_Written problem_
Output all of the entries below precisely as written.

_Dataset rows about figures_

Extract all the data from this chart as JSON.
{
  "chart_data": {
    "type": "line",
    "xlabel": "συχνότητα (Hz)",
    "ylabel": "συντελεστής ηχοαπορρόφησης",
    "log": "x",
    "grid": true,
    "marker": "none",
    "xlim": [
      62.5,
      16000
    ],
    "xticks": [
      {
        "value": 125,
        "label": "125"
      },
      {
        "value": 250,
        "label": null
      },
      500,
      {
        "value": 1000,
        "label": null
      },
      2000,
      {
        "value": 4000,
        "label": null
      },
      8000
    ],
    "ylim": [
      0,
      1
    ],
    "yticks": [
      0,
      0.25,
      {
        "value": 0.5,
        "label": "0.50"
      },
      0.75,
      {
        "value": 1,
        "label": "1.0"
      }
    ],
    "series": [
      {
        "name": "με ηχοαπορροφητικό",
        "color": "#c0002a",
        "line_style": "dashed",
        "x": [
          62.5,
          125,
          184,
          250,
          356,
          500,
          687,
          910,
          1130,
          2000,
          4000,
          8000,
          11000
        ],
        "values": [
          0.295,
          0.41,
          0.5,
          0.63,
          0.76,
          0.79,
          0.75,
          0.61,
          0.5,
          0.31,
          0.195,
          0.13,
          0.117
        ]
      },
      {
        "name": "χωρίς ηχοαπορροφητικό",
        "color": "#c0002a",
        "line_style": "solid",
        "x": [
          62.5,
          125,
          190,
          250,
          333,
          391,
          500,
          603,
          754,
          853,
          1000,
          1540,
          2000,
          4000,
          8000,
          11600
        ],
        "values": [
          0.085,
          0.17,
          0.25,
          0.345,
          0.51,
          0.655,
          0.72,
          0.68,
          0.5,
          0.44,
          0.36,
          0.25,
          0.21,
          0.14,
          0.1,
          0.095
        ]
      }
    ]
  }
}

_Task output_
Extract all the data from this chart as JSON.
{
  "chart_data": {
    "type": "line",
    "xlabel": "συχνότητα (Hz)",
    "ylabel": "συντελεστής ηχοαπορρόφησης",
    "log": "x",
    "grid": true,
    "marker": "none",
    "xlim": [
      62.5,
      16000
    ],
    "xticks": [
      {
        "value": 125,
        "label": "125"
      },
      {
        "value": 250,
        "label": null
      },
      500,
      {
        "value": 1000,
        "label": null
      },
      2000,
      {
        "value": 4000,
        "label": null
      },
      8000
    ],
    "ylim": [
      0,
      1
    ],
    "yticks": [
      0,
      0.25,
      {
        "value": 0.5,
        "label": "0.50"
      },
      0.75,
      {
        "value": 1,
        "label": "1.0"
      }
    ],
    "series": [
      {
        "name": "με ηχοαπορροφητικό",
        "color": "#c0002a",
        "line_style": "dashed",
        "x": [
          62.5,
          125,
          184,
          250,
          356,
          500,
          687,
          910,
          1130,
          2000,
          4000,
          8000,
          11000
        ],
        "values": [
          0.295,
          0.41,
          0.5,
          0.63,
          0.76,
          0.79,
          0.75,
          0.61,
          0.5,
          0.31,
          0.195,
          0.13,
          0.117
        ]
      },
      {
        "name": "χωρίς ηχοαπορροφητικό",
        "color": "#c0002a",
        "line_style": "solid",
        "x": [
          62.5,
          125,
          190,
          250,
          333,
          391,
          500,
          603,
          754,
          853,
          1000,
          1540,
          2000,
          4000,
          8000,
          11600
        ],
        "values": [
          0.085,
          0.17,
          0.25,
          0.345,
          0.51,
          0.655,
          0.72,
          0.68,
          0.5,
          0.44,
          0.36,
          0.25,
          0.21,
          0.14,
          0.1,
          0.095
        ]
      }
    ]
  }
}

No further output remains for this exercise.